--- Start Records for this task ---
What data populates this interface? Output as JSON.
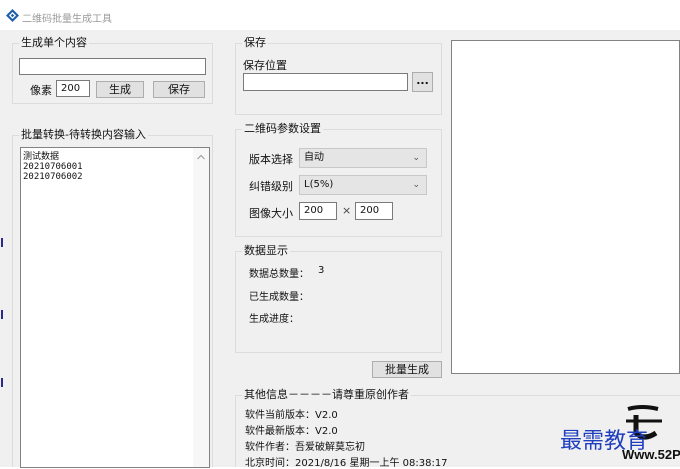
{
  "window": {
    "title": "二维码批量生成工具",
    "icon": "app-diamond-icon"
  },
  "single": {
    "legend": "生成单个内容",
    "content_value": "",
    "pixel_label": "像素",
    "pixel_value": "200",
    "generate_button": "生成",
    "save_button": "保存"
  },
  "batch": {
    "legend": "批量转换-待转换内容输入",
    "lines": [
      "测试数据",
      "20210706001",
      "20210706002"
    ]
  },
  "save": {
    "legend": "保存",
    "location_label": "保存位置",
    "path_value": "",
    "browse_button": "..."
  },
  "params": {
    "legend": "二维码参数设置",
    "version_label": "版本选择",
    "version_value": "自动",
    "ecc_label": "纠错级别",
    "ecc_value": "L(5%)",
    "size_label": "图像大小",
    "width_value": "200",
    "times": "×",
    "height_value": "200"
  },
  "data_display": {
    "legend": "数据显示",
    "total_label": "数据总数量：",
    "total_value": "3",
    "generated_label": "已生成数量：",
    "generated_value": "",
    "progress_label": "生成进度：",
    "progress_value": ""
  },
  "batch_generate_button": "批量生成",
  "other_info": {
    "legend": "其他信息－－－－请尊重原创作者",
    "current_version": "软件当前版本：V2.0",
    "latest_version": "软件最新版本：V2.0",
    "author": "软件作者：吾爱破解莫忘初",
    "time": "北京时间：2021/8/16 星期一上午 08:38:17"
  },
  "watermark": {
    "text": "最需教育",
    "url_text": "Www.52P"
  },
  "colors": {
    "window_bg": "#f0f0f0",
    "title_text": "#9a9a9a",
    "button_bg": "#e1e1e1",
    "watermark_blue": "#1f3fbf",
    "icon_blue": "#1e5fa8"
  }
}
--- End Records for this task ---
--- Start Records for this task ---
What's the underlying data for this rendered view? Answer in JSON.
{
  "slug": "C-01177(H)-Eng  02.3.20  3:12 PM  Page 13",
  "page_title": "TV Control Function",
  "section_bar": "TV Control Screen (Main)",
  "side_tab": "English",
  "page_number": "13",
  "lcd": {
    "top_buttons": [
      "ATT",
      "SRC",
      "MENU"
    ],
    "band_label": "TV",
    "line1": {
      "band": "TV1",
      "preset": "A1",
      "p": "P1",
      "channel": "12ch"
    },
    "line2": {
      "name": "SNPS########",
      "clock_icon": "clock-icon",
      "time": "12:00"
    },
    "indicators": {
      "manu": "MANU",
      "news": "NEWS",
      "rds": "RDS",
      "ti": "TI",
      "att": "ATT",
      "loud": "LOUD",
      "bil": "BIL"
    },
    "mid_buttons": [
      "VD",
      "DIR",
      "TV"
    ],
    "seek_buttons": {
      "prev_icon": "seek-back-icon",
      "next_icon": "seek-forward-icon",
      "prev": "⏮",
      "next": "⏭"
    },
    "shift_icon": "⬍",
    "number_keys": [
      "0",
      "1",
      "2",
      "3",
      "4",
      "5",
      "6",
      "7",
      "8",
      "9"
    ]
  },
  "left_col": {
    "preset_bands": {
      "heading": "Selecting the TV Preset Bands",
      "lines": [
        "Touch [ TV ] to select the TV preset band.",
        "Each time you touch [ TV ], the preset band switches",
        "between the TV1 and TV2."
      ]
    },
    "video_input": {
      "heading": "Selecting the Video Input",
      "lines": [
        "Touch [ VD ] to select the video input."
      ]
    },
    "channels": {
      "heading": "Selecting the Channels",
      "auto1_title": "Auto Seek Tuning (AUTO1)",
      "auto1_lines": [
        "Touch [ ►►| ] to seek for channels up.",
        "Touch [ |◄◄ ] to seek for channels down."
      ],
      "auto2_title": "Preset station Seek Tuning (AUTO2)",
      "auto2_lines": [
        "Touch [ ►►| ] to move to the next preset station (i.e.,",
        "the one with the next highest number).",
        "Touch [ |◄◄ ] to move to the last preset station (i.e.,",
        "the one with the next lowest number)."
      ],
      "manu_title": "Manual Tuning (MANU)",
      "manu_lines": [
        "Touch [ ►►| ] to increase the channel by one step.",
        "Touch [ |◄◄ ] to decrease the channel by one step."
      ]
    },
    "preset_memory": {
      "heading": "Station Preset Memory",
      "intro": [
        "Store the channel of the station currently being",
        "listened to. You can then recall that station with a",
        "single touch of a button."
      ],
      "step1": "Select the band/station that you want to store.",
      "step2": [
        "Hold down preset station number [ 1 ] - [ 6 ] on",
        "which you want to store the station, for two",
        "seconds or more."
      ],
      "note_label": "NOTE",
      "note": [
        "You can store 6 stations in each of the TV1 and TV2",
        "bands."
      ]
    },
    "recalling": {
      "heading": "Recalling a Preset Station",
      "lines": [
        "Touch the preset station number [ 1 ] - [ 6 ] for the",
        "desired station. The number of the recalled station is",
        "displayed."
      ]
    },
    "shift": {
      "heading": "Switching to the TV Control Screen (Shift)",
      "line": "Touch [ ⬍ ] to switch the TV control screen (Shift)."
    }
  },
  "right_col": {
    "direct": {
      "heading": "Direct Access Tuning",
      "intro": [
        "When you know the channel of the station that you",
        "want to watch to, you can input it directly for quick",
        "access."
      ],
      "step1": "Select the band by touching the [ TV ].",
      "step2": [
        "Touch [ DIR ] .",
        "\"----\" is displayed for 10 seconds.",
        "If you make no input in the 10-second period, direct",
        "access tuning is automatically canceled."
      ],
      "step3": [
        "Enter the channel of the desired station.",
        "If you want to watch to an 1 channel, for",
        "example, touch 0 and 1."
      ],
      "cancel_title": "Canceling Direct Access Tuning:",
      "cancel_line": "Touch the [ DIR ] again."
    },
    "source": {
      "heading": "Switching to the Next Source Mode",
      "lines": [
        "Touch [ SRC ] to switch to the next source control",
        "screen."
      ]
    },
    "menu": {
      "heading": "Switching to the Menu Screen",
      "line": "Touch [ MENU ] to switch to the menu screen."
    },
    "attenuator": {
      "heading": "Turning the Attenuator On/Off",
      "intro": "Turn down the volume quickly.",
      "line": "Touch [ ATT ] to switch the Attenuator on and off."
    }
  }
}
--- End Records for this task ---
§ **Request**
Work out how many lines in the records above contain the word "watch", and reply with that number alone.

§ **Solution**
2